STATED PROBLEM:
The entries below contain pictures. Retype everything except those pictures, exactly as given.

RECORDS:
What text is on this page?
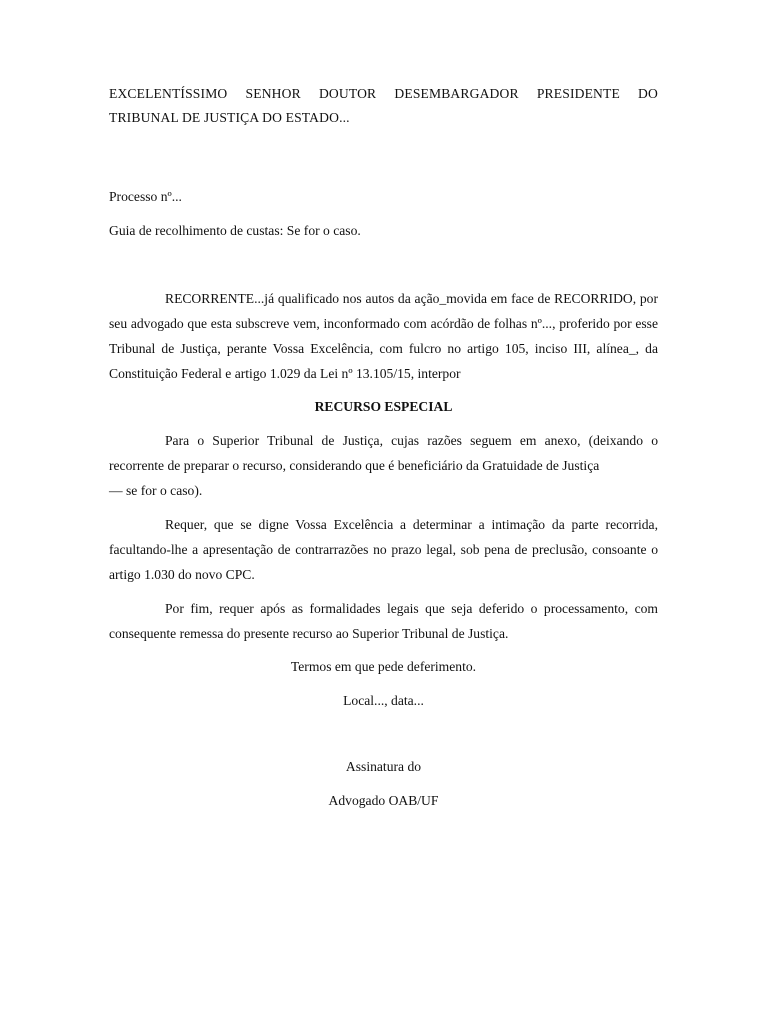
EXCELENTÍSSIMO SENHOR DOUTOR DESEMBARGADOR PRESIDENTE DO TRIBUNAL DE JUSTIÇA DO ESTADO...

Processo nº...

Guia de recolhimento de custas: Se for o caso.

RECORRENTE...já qualificado nos autos da ação_movida em face de RECORRIDO, por seu advogado que esta subscreve vem, inconformado com acórdão de folhas nº..., proferido por esse Tribunal de Justiça, perante Vossa Excelência, com fulcro no artigo 105, inciso III, alínea_, da Constituição Federal e artigo 1.029 da Lei nº 13.105/15, interpor

RECURSO ESPECIAL

Para o Superior Tribunal de Justiça, cujas razões seguem em anexo, (deixando o recorrente de preparar o recurso, considerando que é beneficiário da Gratuidade de Justiça
— se for o caso).

Requer, que se digne Vossa Excelência a determinar a intimação da parte recorrida, facultando-lhe a apresentação de contrarrazões no prazo legal, sob pena de preclusão, consoante o artigo 1.030 do novo CPC.

Por fim, requer após as formalidades legais que seja deferido o processamento, com consequente remessa do presente recurso ao Superior Tribunal de Justiça.

Termos em que pede deferimento.

Local..., data...

Assinatura do

Advogado OAB/UF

THE OUTPUT:
What text is on this page?
EXCELENTÍSSIMO SENHOR DOUTOR DESEMBARGADOR PRESIDENTE DO TRIBUNAL DE JUSTIÇA DO ESTADO...

Processo nº...

Guia de recolhimento de custas: Se for o caso.

RECORRENTE...já qualificado nos autos da ação_movida em face de RECORRIDO, por seu advogado que esta subscreve vem, inconformado com acórdão de folhas nº..., proferido por esse Tribunal de Justiça, perante Vossa Excelência, com fulcro no artigo 105, inciso III, alínea_, da Constituição Federal e artigo 1.029 da Lei nº 13.105/15, interpor

RECURSO ESPECIAL

Para o Superior Tribunal de Justiça, cujas razões seguem em anexo, (deixando o recorrente de preparar o recurso, considerando que é beneficiário da Gratuidade de Justiça
— se for o caso).

Requer, que se digne Vossa Excelência a determinar a intimação da parte recorrida, facultando-lhe a apresentação de contrarrazões no prazo legal, sob pena de preclusão, consoante o artigo 1.030 do novo CPC.

Por fim, requer após as formalidades legais que seja deferido o processamento, com consequente remessa do presente recurso ao Superior Tribunal de Justiça.

Termos em que pede deferimento.

Local..., data...

Assinatura do

Advogado OAB/UF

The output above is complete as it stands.